What you will do ▸
Search the records for "JSON". Copy every line where it appears.

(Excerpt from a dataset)
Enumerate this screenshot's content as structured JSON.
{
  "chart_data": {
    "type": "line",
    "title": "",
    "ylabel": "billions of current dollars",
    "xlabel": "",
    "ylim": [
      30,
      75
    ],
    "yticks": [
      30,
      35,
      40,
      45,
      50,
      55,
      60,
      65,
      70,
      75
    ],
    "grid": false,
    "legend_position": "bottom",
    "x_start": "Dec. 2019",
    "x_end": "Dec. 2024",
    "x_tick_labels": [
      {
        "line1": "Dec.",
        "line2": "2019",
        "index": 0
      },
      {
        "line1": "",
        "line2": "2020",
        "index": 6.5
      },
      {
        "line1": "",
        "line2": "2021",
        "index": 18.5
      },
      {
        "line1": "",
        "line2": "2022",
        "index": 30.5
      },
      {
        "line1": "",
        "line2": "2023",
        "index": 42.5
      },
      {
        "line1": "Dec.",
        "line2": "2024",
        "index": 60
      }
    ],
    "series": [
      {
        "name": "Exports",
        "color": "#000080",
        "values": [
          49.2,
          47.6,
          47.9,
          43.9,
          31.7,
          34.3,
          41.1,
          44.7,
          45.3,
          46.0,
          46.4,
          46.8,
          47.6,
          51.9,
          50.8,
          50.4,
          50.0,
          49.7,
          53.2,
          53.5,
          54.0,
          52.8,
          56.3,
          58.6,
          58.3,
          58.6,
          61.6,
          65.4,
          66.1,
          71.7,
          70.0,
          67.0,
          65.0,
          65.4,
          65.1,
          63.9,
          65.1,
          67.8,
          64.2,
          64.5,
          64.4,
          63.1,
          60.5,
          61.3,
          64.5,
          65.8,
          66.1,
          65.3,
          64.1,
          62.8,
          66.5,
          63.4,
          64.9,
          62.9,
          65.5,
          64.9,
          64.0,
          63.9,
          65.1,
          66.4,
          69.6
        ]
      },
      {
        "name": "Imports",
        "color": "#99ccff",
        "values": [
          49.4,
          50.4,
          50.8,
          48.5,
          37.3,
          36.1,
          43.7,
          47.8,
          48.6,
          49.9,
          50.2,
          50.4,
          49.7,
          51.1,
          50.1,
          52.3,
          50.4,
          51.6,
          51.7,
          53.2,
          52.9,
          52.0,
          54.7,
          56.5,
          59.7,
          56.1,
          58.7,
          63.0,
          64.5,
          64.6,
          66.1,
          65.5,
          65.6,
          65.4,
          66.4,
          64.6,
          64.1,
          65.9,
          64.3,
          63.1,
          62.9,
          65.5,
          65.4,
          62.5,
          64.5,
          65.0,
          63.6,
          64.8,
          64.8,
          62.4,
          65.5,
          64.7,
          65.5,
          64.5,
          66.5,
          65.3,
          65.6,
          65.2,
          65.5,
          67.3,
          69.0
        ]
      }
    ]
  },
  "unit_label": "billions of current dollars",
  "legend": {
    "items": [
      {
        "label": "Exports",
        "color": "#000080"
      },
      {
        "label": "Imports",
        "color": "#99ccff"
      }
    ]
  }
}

...

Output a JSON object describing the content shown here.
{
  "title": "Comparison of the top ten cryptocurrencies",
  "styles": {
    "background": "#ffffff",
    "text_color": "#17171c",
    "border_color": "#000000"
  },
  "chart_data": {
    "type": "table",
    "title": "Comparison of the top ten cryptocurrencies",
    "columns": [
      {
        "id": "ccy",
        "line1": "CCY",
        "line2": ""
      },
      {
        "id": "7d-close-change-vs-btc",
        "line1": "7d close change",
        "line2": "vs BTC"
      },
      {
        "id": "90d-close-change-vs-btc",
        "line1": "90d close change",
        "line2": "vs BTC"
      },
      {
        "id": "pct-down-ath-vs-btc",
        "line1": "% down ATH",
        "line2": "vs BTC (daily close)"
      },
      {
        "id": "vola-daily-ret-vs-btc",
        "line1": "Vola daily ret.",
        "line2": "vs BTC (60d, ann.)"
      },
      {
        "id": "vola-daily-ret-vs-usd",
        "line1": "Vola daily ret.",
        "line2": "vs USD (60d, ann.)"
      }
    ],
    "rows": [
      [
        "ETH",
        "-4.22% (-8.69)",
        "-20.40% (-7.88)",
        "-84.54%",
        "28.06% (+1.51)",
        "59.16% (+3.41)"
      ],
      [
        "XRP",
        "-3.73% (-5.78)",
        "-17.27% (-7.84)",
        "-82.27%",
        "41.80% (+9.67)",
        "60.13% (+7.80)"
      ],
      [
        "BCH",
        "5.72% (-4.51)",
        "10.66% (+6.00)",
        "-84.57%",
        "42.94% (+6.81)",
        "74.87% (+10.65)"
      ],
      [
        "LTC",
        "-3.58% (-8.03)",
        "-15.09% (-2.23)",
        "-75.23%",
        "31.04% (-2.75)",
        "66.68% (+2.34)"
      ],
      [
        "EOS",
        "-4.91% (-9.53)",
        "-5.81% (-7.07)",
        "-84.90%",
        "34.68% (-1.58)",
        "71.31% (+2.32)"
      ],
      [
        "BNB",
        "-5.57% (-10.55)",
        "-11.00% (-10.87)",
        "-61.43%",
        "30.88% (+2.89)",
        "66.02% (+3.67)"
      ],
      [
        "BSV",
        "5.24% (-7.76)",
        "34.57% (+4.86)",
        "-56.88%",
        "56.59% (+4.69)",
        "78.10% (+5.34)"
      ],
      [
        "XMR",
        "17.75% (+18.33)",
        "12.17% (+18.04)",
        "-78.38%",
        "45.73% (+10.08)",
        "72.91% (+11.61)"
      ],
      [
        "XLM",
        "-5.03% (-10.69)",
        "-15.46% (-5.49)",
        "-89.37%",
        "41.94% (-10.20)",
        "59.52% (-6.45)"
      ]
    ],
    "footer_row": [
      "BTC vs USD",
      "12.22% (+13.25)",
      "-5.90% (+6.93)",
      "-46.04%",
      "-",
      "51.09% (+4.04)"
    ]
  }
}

Output ▸
Enumerate this screenshot's content as structured JSON.
Output a JSON object describing the content shown here.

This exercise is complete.